(Source data)
+ + +

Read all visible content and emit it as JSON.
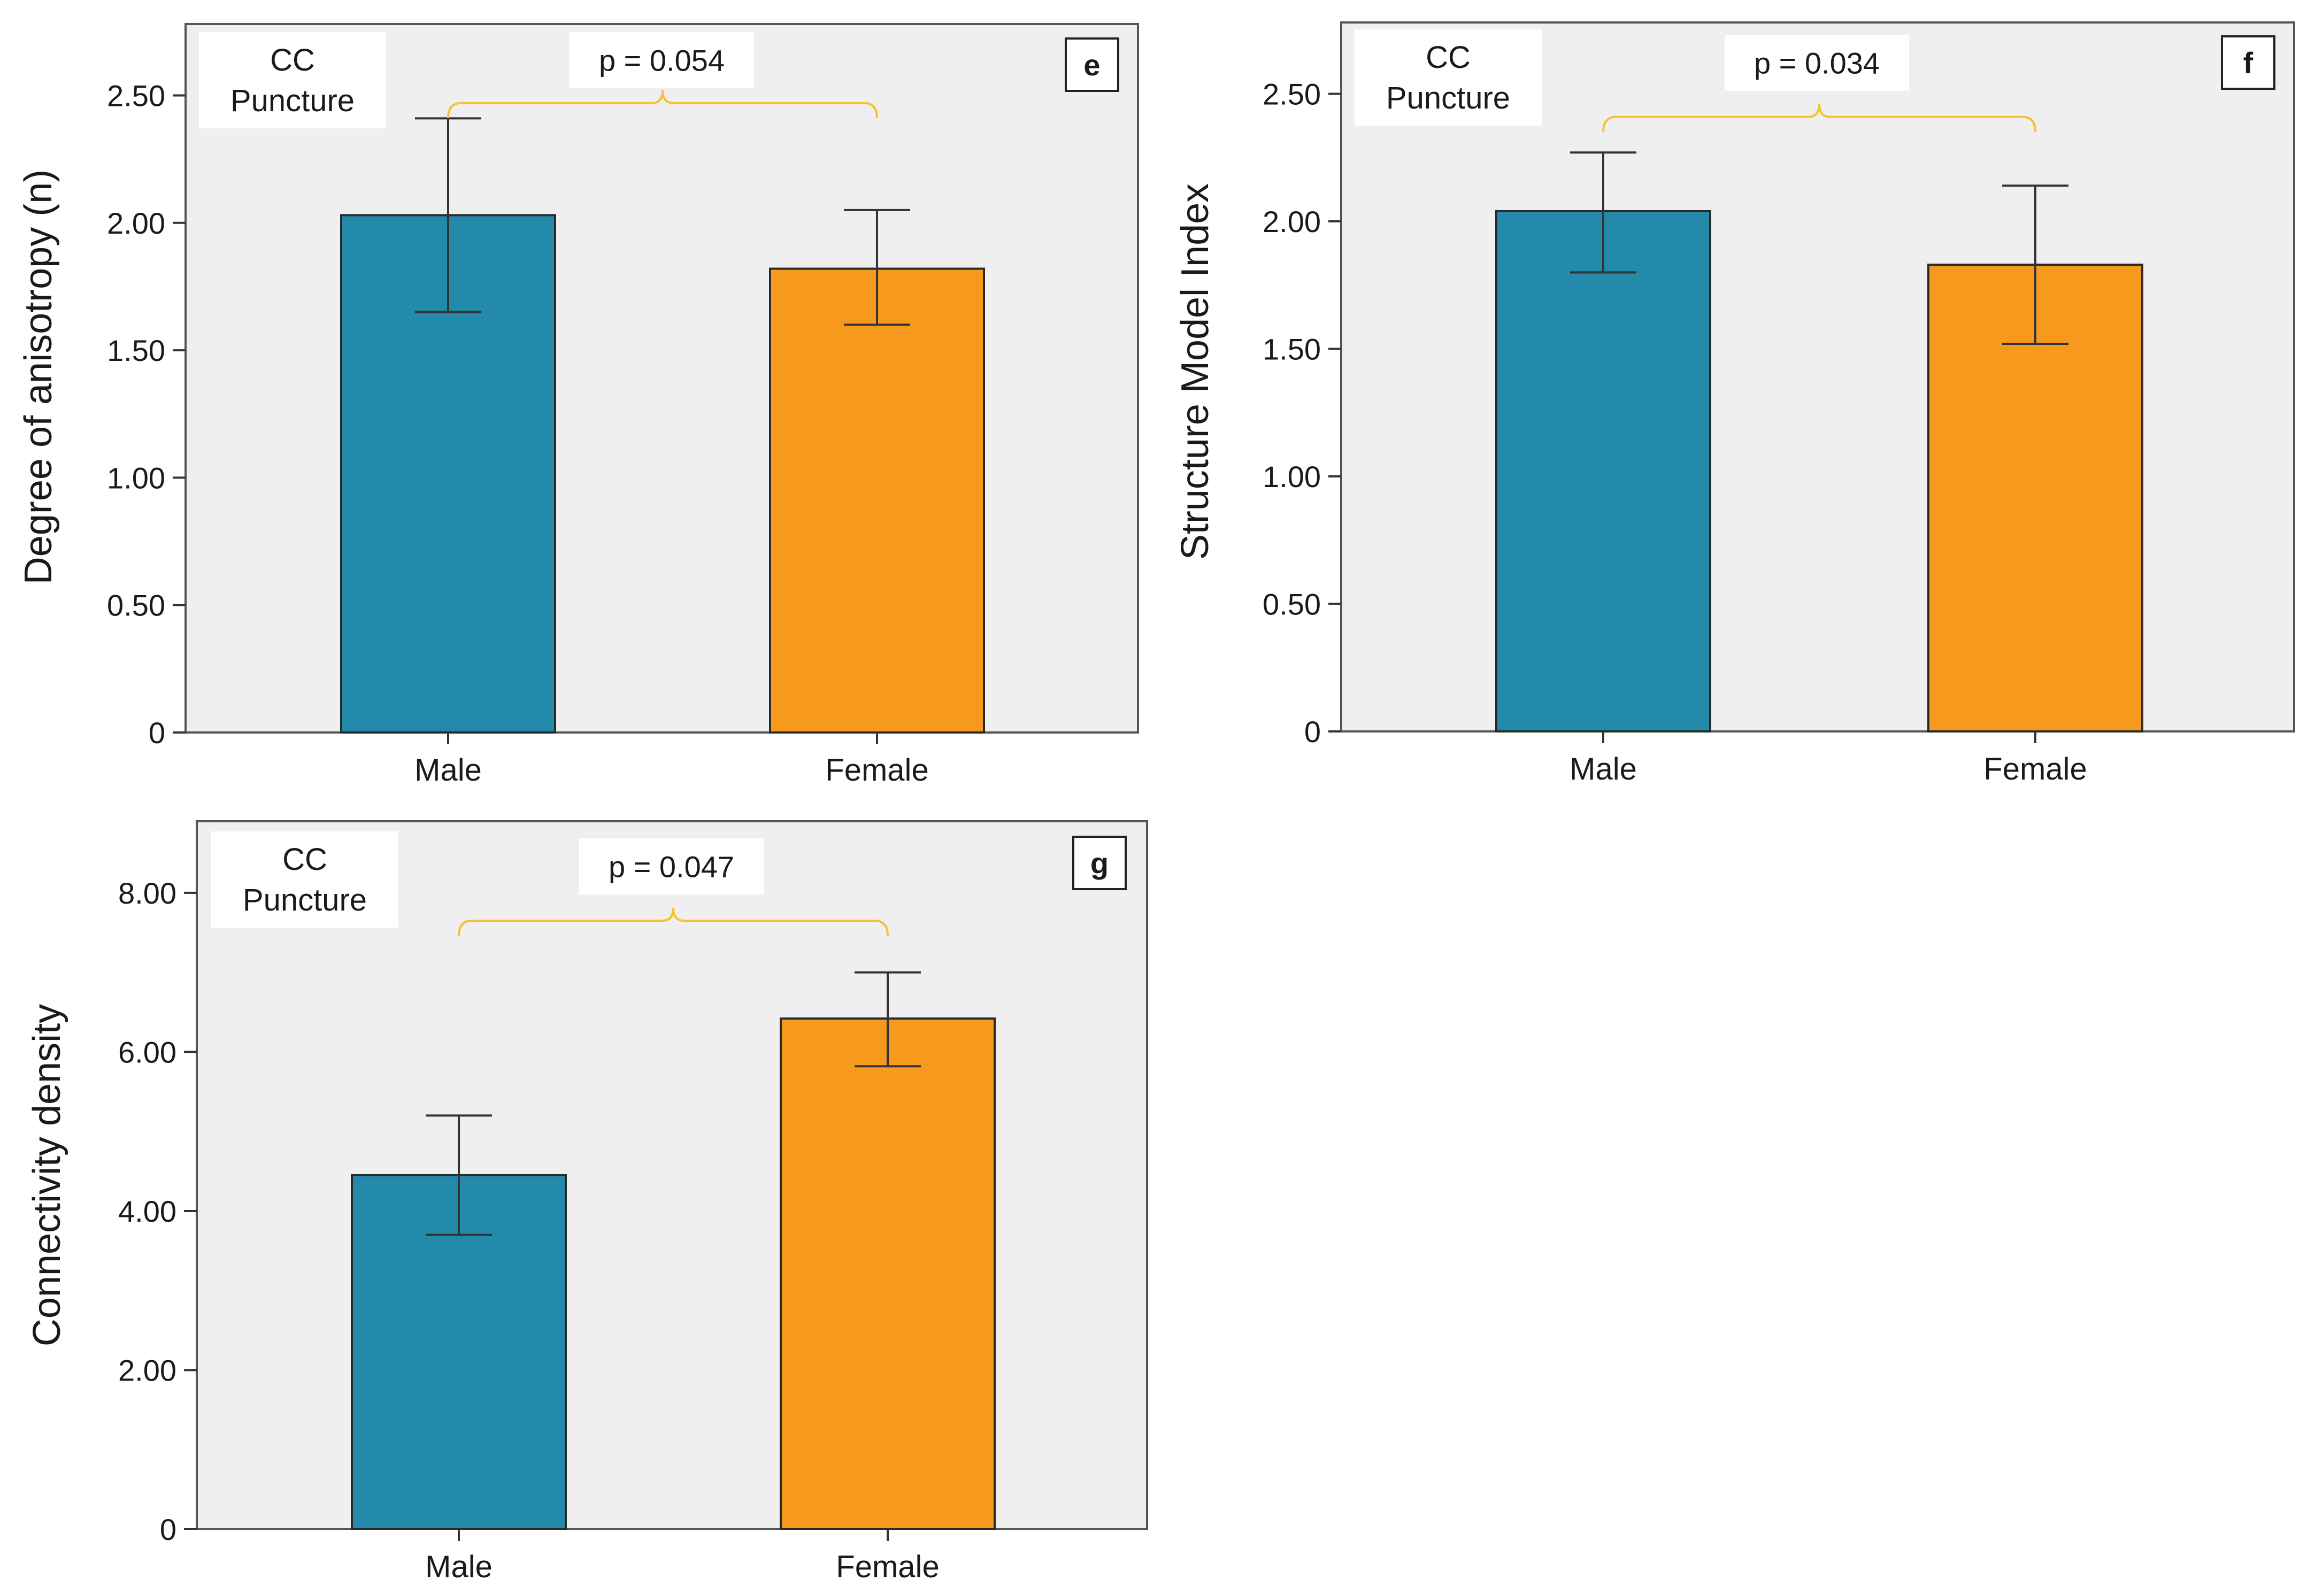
{
  "chart_data": [
    {
      "type": "bar",
      "panel": "e",
      "annotation": "CC\nPuncture",
      "categories": [
        "Male",
        "Female"
      ],
      "values": [
        2.03,
        1.82
      ],
      "error_low": [
        1.65,
        1.6
      ],
      "error_high": [
        2.41,
        2.05
      ],
      "colors": [
        "#238aac",
        "#f7991d"
      ],
      "ylabel": "Degree of anisotropy (n)",
      "ylim": [
        0,
        2.78
      ],
      "yticks": [
        0,
        0.5,
        1.0,
        1.5,
        2.0,
        2.5
      ],
      "ytick_labels": [
        "0",
        "0.50",
        "1.00",
        "1.50",
        "2.00",
        "2.50"
      ],
      "bracket_value": 2.47,
      "p_value_label": "p = 0.054"
    },
    {
      "type": "bar",
      "panel": "f",
      "annotation": "CC\nPuncture",
      "categories": [
        "Male",
        "Female"
      ],
      "values": [
        2.04,
        1.83
      ],
      "error_low": [
        1.8,
        1.52
      ],
      "error_high": [
        2.27,
        2.14
      ],
      "colors": [
        "#238aac",
        "#f7991d"
      ],
      "ylabel": "Structure Model Index",
      "ylim": [
        0,
        2.78
      ],
      "yticks": [
        0,
        0.5,
        1.0,
        1.5,
        2.0,
        2.5
      ],
      "ytick_labels": [
        "0",
        "0.50",
        "1.00",
        "1.50",
        "2.00",
        "2.50"
      ],
      "bracket_value": 2.41,
      "p_value_label": "p = 0.034"
    },
    {
      "type": "bar",
      "panel": "g",
      "annotation": "CC\nPuncture",
      "categories": [
        "Male",
        "Female"
      ],
      "values": [
        4.45,
        6.42
      ],
      "error_low": [
        3.7,
        5.82
      ],
      "error_high": [
        5.2,
        7.0
      ],
      "colors": [
        "#238aac",
        "#f7991d"
      ],
      "ylabel": "Connectivity density",
      "ylim": [
        0,
        8.9
      ],
      "yticks": [
        0,
        2,
        4,
        6,
        8
      ],
      "ytick_labels": [
        "0",
        "2.00",
        "4.00",
        "6.00",
        "8.00"
      ],
      "bracket_value": 7.65,
      "p_value_label": "p = 0.047"
    }
  ]
}
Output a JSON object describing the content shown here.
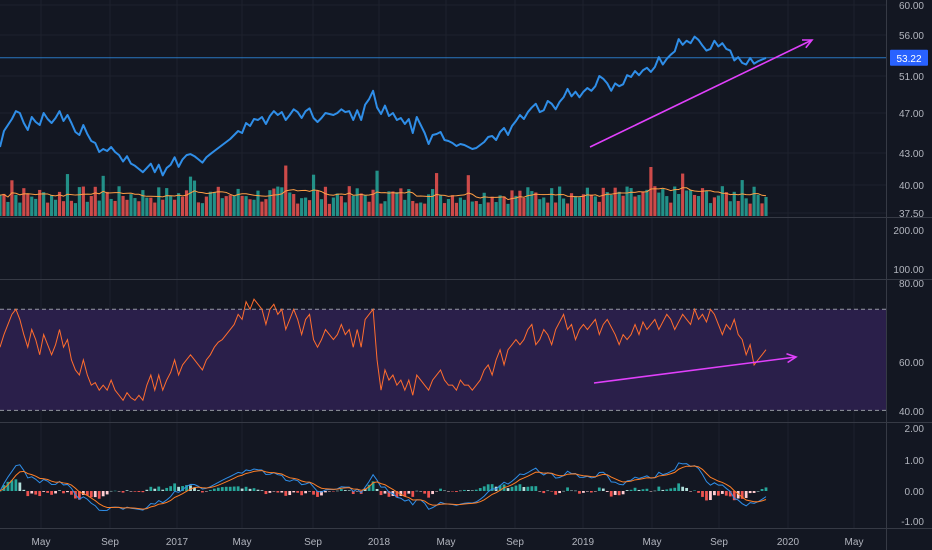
{
  "colors": {
    "background": "#131722",
    "grid": "#1e222d",
    "separator": "#363a45",
    "price_line": "#2f8ee8",
    "last_price_badge": "#2962ff",
    "trendline": "#e040fb",
    "volume_up": "#26a69a",
    "volume_down": "#ef5350",
    "volume_ma": "#ff9f45",
    "rsi_line": "#ff6d2e",
    "rsi_band": "#2a1f4a",
    "macd_line": "#2f8ee8",
    "signal_line": "#ff7f27"
  },
  "chart_data": [
    {
      "type": "line",
      "panel": "price",
      "y_ticks": [
        "60.00",
        "56.00",
        "51.00",
        "47.00",
        "43.00",
        "40.00",
        "37.50"
      ],
      "ylim": [
        37.5,
        60
      ],
      "last_price_label": "53.22",
      "last_price": 53.22,
      "series": [
        {
          "values": [
            43.6,
            45.2,
            45.8,
            46.4,
            47.2,
            47,
            46,
            45.3,
            46.6,
            46.1,
            45.8,
            47,
            46.4,
            46,
            46.5,
            47.2,
            46.2,
            46.8,
            46,
            45.1,
            44.8,
            45.8,
            44.9,
            44.2,
            44,
            43.1,
            43.4,
            43.2,
            43.6,
            43.1,
            42.8,
            42.2,
            42.7,
            42,
            41.8,
            41.5,
            41.2,
            41.6,
            42,
            41.2,
            41.9,
            40.9,
            41.6,
            41.9,
            42.6,
            41.7,
            42.4,
            42.8,
            42.9,
            42.7,
            42.4,
            42.1,
            42.6,
            42.9,
            43.2,
            43.5,
            43.8,
            44.1,
            44.4,
            44.8,
            45.2,
            45,
            46,
            45.7,
            46.4,
            46.3,
            46.6,
            45.9,
            46.7,
            47.2,
            46.8,
            47.1,
            46.3,
            46.8,
            47.4,
            47.1,
            46.5,
            47.2,
            47.5,
            46.5,
            46.1,
            46.5,
            47,
            46.9,
            46.8,
            47,
            47.4,
            47.1,
            47.2,
            46.3,
            47.3,
            46.3,
            47.9,
            48.5,
            49.4,
            47.6,
            46.9,
            47.8,
            46.7,
            47,
            46.3,
            46.5,
            45.9,
            46.4,
            45,
            46.6,
            45.8,
            45,
            43.9,
            44.8,
            44.9,
            45.1,
            44.3,
            44.2,
            44,
            43.7,
            43.9,
            43.8,
            43.6,
            43.4,
            43.5,
            43.8,
            44.1,
            44.6,
            44.7,
            44.3,
            45.1,
            45.5,
            44.8,
            45.7,
            46.2,
            46.8,
            46.4,
            47.1,
            47.6,
            48,
            47.1,
            47.3,
            48.3,
            48,
            47.4,
            48.2,
            48.7,
            49.6,
            48.8,
            49.3,
            48.7,
            49.3,
            49.7,
            49.4,
            49.9,
            51,
            50.7,
            50.2,
            49.4,
            50.2,
            49.9,
            50.1,
            51.1,
            50.9,
            51.6,
            51.1,
            51.7,
            52,
            51.5,
            52.1,
            53.3,
            52.4,
            53.1,
            53.6,
            54,
            55.5,
            54.8,
            55.3,
            55,
            55.8,
            55.4,
            54.7,
            54.1,
            54.3,
            55.3,
            54.6,
            55,
            54.3,
            54.1,
            52.9,
            53.3,
            52.6,
            52.4,
            53.2,
            52.5,
            52.8,
            53,
            53.2
          ],
          "note": "closing prices, one point per trading week"
        }
      ],
      "volume": {
        "up": [
          1,
          0,
          1,
          0,
          1,
          1,
          0,
          0,
          1,
          1,
          0,
          1,
          0,
          1,
          1,
          0,
          0,
          1,
          0,
          1,
          1,
          0,
          1,
          0,
          0,
          1,
          1,
          0,
          1,
          0,
          1,
          0,
          0,
          1,
          1,
          0,
          1,
          1,
          0,
          0,
          1,
          0,
          1,
          1,
          0,
          1,
          0,
          0,
          1,
          1,
          0,
          1,
          0,
          1,
          1,
          0,
          1,
          0,
          0,
          1,
          1,
          0,
          1,
          0,
          1,
          1,
          0,
          0,
          1,
          0,
          1,
          1,
          0,
          1,
          0,
          0,
          1,
          1,
          0,
          1,
          0,
          1,
          0,
          0,
          1,
          1,
          0,
          1,
          0,
          1,
          1,
          0,
          1,
          0,
          0,
          1,
          0,
          1,
          1,
          0,
          1,
          0,
          1,
          1,
          0,
          0,
          1,
          0,
          1,
          1,
          0,
          1,
          0,
          1,
          0,
          0,
          1,
          1,
          0,
          1,
          0,
          1,
          1,
          0,
          0,
          1,
          1,
          0,
          1,
          0,
          1,
          0,
          0,
          1,
          1,
          0,
          1,
          1,
          0,
          1,
          0,
          1,
          1,
          0,
          0,
          1,
          1,
          0,
          1,
          0,
          1,
          0,
          0,
          1,
          1,
          0,
          1,
          0,
          1,
          1,
          0,
          1,
          0,
          1,
          0,
          0,
          1,
          1,
          1,
          0,
          1,
          1,
          0,
          1,
          1,
          0,
          1,
          0,
          1,
          1,
          0,
          1,
          1,
          0,
          1,
          1,
          0,
          1,
          1,
          0,
          1
        ]
      },
      "trendline": [
        {
          "x": 0.6,
          "y": 44.2
        },
        {
          "x": 1.0,
          "y": 55.8
        }
      ]
    },
    {
      "type": "line",
      "panel": "volume_scale",
      "y_ticks": [
        "200.00",
        "100.00"
      ]
    },
    {
      "type": "line",
      "panel": "rsi",
      "y_ticks": [
        "80.00",
        "60.00",
        "40.00"
      ],
      "ylim": [
        27,
        80
      ],
      "band": [
        30,
        70
      ],
      "series": [
        {
          "values": [
            55,
            60,
            64,
            68,
            70,
            66,
            60,
            55,
            62,
            58,
            52,
            60,
            56,
            52,
            56,
            62,
            55,
            58,
            50,
            46,
            44,
            50,
            44,
            40,
            41,
            38,
            40,
            38,
            42,
            38,
            36,
            34,
            37,
            35,
            34,
            36,
            34,
            40,
            44,
            38,
            44,
            38,
            42,
            45,
            50,
            44,
            48,
            50,
            52,
            50,
            48,
            46,
            50,
            52,
            55,
            57,
            58,
            60,
            62,
            64,
            68,
            66,
            73,
            70,
            74,
            72,
            70,
            64,
            70,
            72,
            68,
            70,
            62,
            66,
            70,
            66,
            60,
            66,
            68,
            58,
            55,
            58,
            62,
            60,
            58,
            60,
            64,
            60,
            62,
            55,
            62,
            55,
            66,
            68,
            70,
            50,
            38,
            46,
            42,
            44,
            40,
            42,
            38,
            42,
            36,
            44,
            42,
            40,
            38,
            42,
            44,
            46,
            42,
            40,
            40,
            38,
            42,
            40,
            40,
            38,
            40,
            42,
            46,
            48,
            44,
            50,
            54,
            48,
            54,
            56,
            58,
            56,
            58,
            62,
            64,
            56,
            58,
            62,
            60,
            56,
            62,
            65,
            68,
            62,
            64,
            58,
            62,
            64,
            62,
            64,
            66,
            60,
            64,
            66,
            63,
            60,
            56,
            60,
            58,
            60,
            64,
            60,
            65,
            62,
            64,
            66,
            62,
            65,
            68,
            66,
            62,
            65,
            68,
            66,
            64,
            70,
            66,
            68,
            65,
            70,
            68,
            64,
            60,
            64,
            62,
            66,
            60,
            58,
            52,
            56,
            48,
            50,
            52,
            54
          ],
          "note": "RSI(14)"
        }
      ],
      "trendline": [
        {
          "x": 0.6,
          "y": 40
        },
        {
          "x": 1.0,
          "y": 51
        }
      ]
    },
    {
      "type": "line",
      "panel": "macd",
      "y_ticks": [
        "2.00",
        "1.00",
        "0.00",
        "-1.00"
      ],
      "ylim": [
        -1.1,
        2.1
      ],
      "x_ticks": [
        "May",
        "Sep",
        "2017",
        "May",
        "Sep",
        "2018",
        "May",
        "Sep",
        "2019",
        "May",
        "Sep",
        "2020",
        "May"
      ]
    }
  ]
}
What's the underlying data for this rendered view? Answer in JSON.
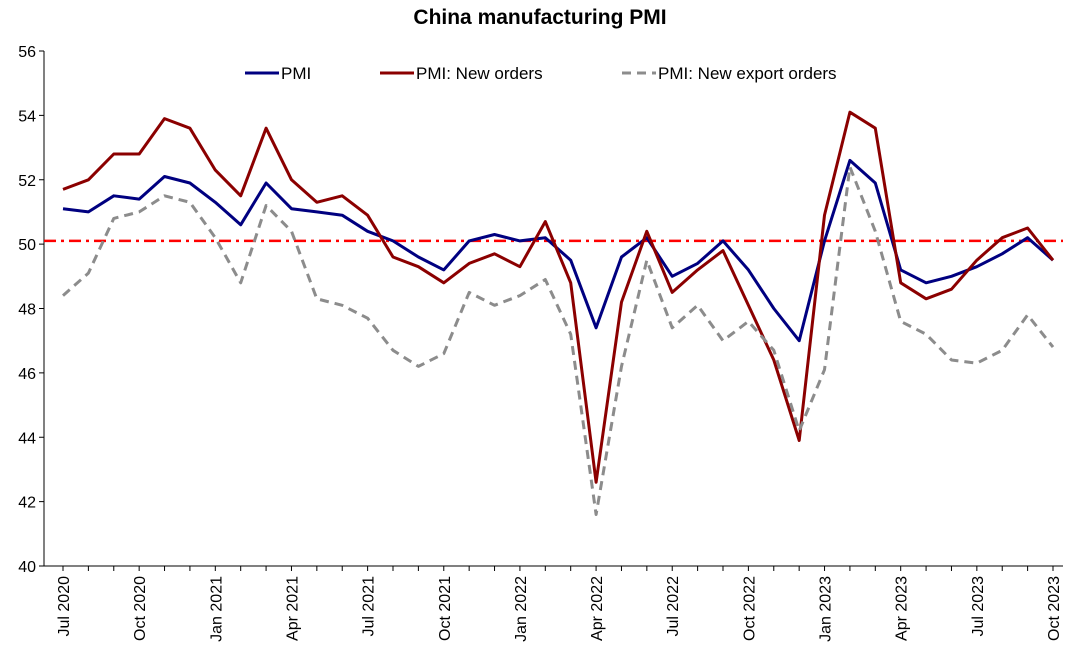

+ + +

Copy in full each line that holds the word "note".

Full response:
          "note": "closing prices, one point per trading week"
          "note": "RSI(14)"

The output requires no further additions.